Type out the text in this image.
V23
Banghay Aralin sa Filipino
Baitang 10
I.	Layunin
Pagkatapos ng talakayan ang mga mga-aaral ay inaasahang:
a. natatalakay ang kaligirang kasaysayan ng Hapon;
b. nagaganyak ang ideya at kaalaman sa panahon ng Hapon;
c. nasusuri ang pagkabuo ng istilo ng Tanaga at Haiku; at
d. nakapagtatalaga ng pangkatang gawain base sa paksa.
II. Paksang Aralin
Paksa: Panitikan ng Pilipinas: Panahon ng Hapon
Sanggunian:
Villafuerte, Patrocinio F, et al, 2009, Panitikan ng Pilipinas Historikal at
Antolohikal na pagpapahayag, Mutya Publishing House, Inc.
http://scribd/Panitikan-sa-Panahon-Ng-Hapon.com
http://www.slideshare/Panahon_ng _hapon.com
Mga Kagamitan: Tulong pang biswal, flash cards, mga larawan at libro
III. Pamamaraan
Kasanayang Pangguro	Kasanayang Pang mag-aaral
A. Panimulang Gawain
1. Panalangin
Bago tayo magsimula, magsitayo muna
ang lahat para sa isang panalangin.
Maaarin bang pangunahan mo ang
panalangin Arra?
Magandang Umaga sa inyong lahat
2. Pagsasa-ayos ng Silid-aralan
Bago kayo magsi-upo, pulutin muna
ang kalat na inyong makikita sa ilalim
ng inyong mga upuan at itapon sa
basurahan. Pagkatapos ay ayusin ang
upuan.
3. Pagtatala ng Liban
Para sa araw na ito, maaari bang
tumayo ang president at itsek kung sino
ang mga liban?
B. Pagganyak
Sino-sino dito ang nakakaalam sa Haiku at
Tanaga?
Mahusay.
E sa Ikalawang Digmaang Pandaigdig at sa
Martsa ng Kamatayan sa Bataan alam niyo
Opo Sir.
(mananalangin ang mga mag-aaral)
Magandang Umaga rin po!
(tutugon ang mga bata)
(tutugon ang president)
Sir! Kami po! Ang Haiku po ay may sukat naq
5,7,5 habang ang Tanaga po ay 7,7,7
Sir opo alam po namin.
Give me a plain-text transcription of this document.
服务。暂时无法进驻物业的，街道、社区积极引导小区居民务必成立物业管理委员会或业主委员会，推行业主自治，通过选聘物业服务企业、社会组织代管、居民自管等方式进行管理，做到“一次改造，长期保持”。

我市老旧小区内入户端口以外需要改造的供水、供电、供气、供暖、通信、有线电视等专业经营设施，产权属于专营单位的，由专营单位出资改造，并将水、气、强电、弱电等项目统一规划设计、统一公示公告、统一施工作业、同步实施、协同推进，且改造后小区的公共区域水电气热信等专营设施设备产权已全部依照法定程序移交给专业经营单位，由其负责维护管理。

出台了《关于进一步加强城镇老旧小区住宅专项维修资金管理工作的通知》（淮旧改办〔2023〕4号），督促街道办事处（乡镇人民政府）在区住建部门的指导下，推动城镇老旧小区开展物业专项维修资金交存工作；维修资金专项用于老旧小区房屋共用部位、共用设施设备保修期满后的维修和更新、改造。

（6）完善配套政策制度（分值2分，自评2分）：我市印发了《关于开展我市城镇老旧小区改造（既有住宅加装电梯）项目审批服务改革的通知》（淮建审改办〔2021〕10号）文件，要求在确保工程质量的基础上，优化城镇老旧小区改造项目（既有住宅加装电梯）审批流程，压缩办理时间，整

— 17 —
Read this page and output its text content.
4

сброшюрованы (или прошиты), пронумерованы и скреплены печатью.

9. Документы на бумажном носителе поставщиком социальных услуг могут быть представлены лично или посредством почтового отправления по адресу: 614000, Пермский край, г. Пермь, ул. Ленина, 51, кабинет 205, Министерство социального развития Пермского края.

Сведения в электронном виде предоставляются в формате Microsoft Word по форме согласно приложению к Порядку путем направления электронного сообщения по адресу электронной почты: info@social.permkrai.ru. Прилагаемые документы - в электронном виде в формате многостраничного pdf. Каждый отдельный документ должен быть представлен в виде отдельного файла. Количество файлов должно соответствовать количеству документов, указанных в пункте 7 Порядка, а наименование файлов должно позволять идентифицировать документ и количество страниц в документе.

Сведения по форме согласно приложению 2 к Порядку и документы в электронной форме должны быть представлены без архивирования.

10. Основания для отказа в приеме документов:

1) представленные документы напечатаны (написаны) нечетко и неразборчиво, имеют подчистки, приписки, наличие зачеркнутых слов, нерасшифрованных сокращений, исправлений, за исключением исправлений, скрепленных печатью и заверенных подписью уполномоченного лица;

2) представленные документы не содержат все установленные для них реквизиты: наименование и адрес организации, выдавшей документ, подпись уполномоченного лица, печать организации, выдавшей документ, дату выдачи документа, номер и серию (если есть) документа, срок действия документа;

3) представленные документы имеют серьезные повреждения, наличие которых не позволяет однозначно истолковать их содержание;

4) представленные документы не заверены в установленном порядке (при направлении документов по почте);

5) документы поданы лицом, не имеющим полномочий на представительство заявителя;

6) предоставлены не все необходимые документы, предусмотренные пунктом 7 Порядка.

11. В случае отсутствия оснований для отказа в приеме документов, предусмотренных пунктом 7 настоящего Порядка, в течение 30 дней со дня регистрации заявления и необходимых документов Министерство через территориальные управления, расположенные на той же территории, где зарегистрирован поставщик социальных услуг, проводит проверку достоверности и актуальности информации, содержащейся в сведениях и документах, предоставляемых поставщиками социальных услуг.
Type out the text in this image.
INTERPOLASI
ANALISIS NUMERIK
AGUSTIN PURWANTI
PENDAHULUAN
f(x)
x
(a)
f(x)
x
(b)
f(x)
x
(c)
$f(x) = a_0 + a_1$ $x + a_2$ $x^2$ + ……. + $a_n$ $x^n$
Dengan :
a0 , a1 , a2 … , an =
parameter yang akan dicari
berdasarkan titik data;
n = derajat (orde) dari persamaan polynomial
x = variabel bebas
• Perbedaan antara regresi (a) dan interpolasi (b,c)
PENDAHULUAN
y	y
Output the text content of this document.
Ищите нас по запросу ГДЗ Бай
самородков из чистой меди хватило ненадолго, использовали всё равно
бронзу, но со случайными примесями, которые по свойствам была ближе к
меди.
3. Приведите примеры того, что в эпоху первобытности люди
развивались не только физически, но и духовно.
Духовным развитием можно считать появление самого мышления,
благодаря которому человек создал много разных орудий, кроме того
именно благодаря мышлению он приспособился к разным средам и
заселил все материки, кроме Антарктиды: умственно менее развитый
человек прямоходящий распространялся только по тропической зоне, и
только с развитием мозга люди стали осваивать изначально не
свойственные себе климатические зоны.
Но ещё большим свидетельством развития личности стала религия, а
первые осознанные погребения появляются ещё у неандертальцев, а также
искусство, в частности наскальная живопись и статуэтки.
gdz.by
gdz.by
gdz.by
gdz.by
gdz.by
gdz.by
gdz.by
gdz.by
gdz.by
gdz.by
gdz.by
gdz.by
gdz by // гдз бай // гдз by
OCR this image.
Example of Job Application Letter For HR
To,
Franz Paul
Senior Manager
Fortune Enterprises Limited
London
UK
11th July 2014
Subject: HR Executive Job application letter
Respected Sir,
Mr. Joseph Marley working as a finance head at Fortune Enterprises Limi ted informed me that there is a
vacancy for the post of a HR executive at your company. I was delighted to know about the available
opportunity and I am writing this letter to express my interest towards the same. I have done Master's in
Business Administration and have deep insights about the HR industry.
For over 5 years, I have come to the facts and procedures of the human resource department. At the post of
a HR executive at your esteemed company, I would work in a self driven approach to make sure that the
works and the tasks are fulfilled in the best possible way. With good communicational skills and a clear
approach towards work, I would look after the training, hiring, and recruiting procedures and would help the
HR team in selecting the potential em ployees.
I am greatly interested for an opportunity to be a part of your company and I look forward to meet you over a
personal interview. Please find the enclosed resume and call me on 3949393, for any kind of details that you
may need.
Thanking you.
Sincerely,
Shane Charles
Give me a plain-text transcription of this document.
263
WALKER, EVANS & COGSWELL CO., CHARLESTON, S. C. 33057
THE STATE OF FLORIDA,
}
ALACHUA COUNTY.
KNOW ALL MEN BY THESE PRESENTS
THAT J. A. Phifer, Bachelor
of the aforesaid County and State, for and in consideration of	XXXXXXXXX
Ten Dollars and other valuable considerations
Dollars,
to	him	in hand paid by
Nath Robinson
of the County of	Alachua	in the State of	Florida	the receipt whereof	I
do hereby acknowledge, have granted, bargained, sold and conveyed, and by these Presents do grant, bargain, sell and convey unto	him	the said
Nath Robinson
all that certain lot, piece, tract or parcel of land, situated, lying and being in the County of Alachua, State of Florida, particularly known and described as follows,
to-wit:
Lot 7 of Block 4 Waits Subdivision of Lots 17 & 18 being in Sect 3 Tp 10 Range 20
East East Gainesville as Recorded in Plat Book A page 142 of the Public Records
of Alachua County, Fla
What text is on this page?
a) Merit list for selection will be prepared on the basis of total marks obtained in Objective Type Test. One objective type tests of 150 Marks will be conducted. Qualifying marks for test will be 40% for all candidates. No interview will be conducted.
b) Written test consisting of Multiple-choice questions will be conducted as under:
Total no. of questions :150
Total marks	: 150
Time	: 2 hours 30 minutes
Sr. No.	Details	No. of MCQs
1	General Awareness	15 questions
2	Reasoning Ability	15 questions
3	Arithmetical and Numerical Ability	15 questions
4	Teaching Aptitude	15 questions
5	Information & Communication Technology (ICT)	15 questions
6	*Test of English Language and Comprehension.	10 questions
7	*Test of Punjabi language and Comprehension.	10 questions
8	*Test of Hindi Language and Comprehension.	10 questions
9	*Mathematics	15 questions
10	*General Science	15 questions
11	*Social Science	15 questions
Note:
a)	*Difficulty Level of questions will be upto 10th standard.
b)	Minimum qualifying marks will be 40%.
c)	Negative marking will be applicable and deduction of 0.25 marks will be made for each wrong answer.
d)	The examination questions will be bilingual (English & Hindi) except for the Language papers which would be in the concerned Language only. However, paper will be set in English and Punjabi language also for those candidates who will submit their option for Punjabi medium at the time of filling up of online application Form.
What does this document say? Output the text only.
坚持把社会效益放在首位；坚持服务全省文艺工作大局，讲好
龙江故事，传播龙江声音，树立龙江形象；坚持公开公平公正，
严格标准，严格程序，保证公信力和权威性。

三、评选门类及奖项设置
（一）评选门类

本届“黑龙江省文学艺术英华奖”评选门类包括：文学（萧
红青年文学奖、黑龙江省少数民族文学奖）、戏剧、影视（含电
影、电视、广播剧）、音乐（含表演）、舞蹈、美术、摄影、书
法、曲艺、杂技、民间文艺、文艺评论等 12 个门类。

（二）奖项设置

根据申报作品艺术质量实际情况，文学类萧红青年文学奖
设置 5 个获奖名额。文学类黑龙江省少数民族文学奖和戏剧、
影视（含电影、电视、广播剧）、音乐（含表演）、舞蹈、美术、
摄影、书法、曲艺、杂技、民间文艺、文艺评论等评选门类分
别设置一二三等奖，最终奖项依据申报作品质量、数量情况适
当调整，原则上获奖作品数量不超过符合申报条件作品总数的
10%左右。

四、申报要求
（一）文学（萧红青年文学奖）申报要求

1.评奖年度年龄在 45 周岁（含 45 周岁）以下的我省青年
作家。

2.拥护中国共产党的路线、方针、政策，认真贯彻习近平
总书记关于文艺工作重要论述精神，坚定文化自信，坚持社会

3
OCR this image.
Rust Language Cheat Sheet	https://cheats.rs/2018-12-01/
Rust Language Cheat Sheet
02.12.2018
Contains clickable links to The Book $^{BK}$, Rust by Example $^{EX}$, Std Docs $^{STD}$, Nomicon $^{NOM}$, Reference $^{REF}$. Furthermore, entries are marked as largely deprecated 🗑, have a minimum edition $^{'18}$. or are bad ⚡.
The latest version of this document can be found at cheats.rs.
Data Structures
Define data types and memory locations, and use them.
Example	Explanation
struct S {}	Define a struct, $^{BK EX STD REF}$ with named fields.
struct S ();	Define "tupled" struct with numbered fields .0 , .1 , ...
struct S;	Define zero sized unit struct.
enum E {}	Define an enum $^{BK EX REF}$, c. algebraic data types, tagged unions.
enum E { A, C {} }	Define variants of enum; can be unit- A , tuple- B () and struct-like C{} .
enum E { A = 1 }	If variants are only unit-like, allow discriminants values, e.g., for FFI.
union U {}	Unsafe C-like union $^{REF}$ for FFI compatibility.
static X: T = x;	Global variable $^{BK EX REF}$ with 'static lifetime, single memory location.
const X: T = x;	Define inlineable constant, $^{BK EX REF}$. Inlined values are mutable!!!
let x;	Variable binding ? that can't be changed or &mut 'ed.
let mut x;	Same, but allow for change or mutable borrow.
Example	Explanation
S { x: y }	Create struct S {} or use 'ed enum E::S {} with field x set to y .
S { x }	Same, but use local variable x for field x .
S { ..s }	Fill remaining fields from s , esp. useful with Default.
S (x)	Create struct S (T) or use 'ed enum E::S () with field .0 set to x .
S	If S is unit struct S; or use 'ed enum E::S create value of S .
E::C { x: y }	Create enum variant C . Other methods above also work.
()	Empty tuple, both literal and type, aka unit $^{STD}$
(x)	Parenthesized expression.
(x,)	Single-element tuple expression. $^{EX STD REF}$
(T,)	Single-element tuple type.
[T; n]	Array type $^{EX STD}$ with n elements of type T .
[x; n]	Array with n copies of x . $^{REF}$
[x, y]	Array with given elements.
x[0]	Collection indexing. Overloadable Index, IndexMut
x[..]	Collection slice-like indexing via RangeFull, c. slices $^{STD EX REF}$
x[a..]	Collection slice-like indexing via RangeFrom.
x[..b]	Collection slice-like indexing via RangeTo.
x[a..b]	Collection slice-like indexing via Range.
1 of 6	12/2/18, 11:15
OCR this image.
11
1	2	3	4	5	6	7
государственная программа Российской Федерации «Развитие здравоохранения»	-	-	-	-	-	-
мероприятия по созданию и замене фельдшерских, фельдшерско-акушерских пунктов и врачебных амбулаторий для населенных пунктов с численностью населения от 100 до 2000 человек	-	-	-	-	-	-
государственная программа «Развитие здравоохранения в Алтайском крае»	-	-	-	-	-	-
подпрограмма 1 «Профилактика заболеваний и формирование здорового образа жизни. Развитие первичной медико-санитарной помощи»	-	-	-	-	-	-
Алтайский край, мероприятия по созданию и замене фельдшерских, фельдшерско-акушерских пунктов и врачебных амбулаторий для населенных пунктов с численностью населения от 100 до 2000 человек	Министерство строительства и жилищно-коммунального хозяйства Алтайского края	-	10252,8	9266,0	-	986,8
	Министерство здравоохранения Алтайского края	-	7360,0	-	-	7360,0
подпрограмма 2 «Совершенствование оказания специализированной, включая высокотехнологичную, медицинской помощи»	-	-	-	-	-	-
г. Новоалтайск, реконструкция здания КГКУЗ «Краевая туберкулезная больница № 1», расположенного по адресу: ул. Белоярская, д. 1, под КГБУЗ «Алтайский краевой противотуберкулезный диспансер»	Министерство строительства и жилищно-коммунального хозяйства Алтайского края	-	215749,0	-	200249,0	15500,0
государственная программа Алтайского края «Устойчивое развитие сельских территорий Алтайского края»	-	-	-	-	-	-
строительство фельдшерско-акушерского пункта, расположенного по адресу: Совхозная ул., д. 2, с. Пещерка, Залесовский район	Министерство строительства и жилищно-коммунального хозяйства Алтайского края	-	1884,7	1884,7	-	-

Given request:
Out of the preceding entries, pull every line containing the string "кроме".

Response to the task:
благодаря которому человек создал много разных орудий, кроме того
заселил все материки, кроме Антарктиды: умственно менее развитый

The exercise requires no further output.